Collected data entries
━━━

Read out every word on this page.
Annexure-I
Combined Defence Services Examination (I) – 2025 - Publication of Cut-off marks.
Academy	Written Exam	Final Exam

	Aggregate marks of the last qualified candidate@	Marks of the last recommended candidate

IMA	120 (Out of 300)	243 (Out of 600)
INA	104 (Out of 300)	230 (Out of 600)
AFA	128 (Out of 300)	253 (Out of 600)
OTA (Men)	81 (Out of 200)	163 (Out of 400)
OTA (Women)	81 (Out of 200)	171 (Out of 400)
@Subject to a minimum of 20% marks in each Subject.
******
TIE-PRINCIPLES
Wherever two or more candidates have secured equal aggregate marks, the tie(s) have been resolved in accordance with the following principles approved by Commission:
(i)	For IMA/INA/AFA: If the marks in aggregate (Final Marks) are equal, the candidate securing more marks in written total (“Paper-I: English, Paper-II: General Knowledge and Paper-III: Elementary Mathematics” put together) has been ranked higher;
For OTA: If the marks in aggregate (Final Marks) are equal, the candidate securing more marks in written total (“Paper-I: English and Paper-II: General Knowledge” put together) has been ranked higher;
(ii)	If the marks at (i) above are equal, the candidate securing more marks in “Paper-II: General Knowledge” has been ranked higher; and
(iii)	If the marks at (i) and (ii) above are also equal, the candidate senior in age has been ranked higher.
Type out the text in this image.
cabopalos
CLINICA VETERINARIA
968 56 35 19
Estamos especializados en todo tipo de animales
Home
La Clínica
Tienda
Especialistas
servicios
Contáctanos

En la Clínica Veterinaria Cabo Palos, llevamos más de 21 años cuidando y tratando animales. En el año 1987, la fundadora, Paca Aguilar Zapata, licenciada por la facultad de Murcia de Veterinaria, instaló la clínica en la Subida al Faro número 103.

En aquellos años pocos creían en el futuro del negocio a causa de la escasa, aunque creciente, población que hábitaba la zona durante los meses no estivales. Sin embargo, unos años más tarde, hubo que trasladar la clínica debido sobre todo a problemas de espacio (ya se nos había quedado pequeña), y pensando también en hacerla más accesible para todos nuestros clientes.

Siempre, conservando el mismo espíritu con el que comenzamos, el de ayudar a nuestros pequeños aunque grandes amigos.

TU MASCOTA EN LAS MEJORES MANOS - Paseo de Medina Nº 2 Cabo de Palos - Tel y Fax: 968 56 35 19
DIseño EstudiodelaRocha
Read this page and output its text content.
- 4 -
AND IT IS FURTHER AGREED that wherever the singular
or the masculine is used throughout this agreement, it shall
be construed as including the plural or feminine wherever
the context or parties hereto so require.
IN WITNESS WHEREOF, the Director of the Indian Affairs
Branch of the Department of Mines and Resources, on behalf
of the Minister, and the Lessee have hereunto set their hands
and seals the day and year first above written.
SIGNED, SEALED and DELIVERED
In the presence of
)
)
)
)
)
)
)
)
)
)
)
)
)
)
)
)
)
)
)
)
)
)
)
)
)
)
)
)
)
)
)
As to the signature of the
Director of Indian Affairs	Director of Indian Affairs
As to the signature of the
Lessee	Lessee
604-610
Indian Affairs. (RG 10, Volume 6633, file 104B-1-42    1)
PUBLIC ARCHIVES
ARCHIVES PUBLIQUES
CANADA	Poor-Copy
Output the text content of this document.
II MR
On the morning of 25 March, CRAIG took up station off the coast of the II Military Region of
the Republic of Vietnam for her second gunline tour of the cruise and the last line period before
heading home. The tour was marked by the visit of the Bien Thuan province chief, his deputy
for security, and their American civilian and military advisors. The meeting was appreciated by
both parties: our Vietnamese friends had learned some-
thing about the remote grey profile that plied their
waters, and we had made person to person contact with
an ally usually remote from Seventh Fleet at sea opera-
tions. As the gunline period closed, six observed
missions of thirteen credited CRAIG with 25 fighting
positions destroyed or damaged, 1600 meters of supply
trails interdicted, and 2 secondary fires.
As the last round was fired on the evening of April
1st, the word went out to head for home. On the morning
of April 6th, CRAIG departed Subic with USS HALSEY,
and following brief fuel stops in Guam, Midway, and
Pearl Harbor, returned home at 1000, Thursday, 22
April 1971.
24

━━━

What is needed:
Copy out every line from the material above in which the word "more" appears.

Completed task:
Wherever two or more candidates have secured equal aggregate marks, the tie(s) have been resolved in accordance with the following principles approved by Commission:
(i)	For IMA/INA/AFA: If the marks in aggregate (Final Marks) are equal, the candidate securing more marks in written total (“Paper-I: English, Paper-II: General Knowledge and Paper-III: Elementary Mathematics” put together) has been ranked higher;
For OTA: If the marks in aggregate (Final Marks) are equal, the candidate securing more marks in written total (“Paper-I: English and Paper-II: General Knowledge” put together) has been ranked higher;
(ii)	If the marks at (i) above are equal, the candidate securing more marks in “Paper-II: General Knowledge” has been ranked higher; and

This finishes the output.